## begin SUPPLIED RECORDS

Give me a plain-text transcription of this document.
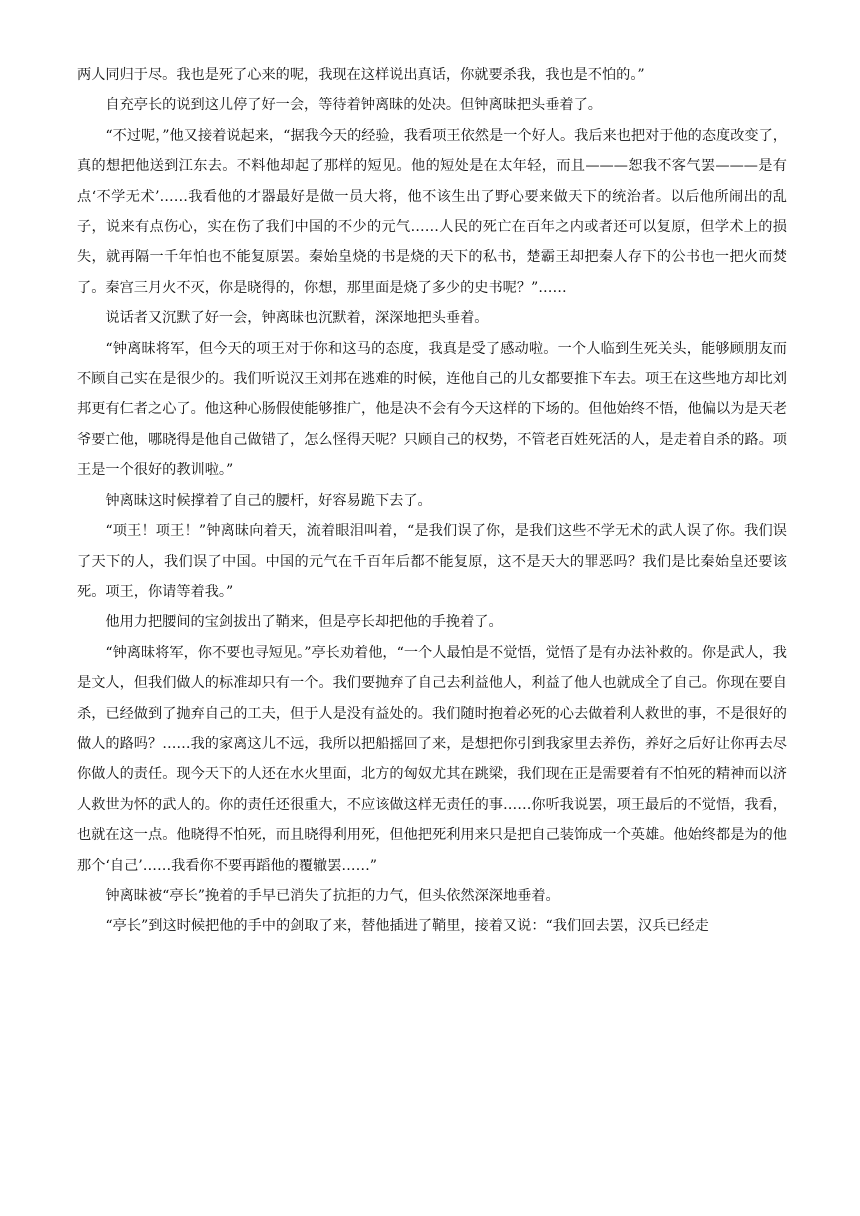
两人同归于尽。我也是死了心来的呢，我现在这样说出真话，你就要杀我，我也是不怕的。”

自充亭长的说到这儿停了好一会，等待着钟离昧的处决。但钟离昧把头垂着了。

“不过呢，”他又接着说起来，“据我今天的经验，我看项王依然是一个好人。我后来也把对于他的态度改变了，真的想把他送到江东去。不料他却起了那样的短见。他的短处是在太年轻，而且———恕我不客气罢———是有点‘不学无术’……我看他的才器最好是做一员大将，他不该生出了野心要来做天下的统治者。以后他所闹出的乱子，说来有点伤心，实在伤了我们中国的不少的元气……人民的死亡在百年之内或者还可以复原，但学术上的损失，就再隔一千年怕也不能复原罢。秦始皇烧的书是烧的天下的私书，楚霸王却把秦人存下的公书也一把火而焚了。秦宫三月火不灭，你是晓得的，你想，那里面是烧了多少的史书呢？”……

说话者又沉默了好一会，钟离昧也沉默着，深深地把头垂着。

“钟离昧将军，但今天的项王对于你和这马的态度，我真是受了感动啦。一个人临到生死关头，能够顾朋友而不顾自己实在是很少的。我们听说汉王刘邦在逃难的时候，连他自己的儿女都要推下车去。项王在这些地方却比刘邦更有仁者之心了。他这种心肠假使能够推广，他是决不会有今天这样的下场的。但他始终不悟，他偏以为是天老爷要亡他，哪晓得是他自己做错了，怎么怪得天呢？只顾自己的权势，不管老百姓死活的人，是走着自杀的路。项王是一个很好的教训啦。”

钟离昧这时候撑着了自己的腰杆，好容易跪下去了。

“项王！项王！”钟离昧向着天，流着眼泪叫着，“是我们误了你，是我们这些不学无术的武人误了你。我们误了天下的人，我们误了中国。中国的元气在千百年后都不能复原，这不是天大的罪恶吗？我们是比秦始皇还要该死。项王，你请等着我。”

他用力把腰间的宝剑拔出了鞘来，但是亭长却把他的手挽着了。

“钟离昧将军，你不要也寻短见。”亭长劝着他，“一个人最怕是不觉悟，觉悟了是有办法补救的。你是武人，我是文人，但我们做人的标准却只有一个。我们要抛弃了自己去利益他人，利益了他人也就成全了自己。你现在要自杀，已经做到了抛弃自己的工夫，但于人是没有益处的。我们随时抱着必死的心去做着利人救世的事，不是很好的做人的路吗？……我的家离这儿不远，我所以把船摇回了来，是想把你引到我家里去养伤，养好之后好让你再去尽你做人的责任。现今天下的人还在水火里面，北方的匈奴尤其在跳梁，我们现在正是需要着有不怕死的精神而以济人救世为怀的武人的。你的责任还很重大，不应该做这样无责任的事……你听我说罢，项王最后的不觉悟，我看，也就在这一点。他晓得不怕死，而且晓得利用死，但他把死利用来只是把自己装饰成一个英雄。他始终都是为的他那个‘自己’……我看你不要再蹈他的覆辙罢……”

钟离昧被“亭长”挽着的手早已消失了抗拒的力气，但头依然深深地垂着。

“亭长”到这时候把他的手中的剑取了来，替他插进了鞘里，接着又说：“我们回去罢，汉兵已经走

## end SUPPLIED RECORDS

** GIVEN TASK **
Transcribe all the lines above exactly, apart from the pictures.

** SOLUTION **
Give me a plain-text transcription of this document.
两人同归于尽。我也是死了心来的呢，我现在这样说出真话，你就要杀我，我也是不怕的。”

自充亭长的说到这儿停了好一会，等待着钟离昧的处决。但钟离昧把头垂着了。

“不过呢，”他又接着说起来，“据我今天的经验，我看项王依然是一个好人。我后来也把对于他的态度改变了，真的想把他送到江东去。不料他却起了那样的短见。他的短处是在太年轻，而且———恕我不客气罢———是有点‘不学无术’……我看他的才器最好是做一员大将，他不该生出了野心要来做天下的统治者。以后他所闹出的乱子，说来有点伤心，实在伤了我们中国的不少的元气……人民的死亡在百年之内或者还可以复原，但学术上的损失，就再隔一千年怕也不能复原罢。秦始皇烧的书是烧的天下的私书，楚霸王却把秦人存下的公书也一把火而焚了。秦宫三月火不灭，你是晓得的，你想，那里面是烧了多少的史书呢？”……

说话者又沉默了好一会，钟离昧也沉默着，深深地把头垂着。

“钟离昧将军，但今天的项王对于你和这马的态度，我真是受了感动啦。一个人临到生死关头，能够顾朋友而不顾自己实在是很少的。我们听说汉王刘邦在逃难的时候，连他自己的儿女都要推下车去。项王在这些地方却比刘邦更有仁者之心了。他这种心肠假使能够推广，他是决不会有今天这样的下场的。但他始终不悟，他偏以为是天老爷要亡他，哪晓得是他自己做错了，怎么怪得天呢？只顾自己的权势，不管老百姓死活的人，是走着自杀的路。项王是一个很好的教训啦。”

钟离昧这时候撑着了自己的腰杆，好容易跪下去了。

“项王！项王！”钟离昧向着天，流着眼泪叫着，“是我们误了你，是我们这些不学无术的武人误了你。我们误了天下的人，我们误了中国。中国的元气在千百年后都不能复原，这不是天大的罪恶吗？我们是比秦始皇还要该死。项王，你请等着我。”

他用力把腰间的宝剑拔出了鞘来，但是亭长却把他的手挽着了。

“钟离昧将军，你不要也寻短见。”亭长劝着他，“一个人最怕是不觉悟，觉悟了是有办法补救的。你是武人，我是文人，但我们做人的标准却只有一个。我们要抛弃了自己去利益他人，利益了他人也就成全了自己。你现在要自杀，已经做到了抛弃自己的工夫，但于人是没有益处的。我们随时抱着必死的心去做着利人救世的事，不是很好的做人的路吗？……我的家离这儿不远，我所以把船摇回了来，是想把你引到我家里去养伤，养好之后好让你再去尽你做人的责任。现今天下的人还在水火里面，北方的匈奴尤其在跳梁，我们现在正是需要着有不怕死的精神而以济人救世为怀的武人的。你的责任还很重大，不应该做这样无责任的事……你听我说罢，项王最后的不觉悟，我看，也就在这一点。他晓得不怕死，而且晓得利用死，但他把死利用来只是把自己装饰成一个英雄。他始终都是为的他那个‘自己’……我看你不要再蹈他的覆辙罢……”

钟离昧被“亭长”挽着的手早已消失了抗拒的力气，但头依然深深地垂着。

“亭长”到这时候把他的手中的剑取了来，替他插进了鞘里，接着又说：“我们回去罢，汉兵已经走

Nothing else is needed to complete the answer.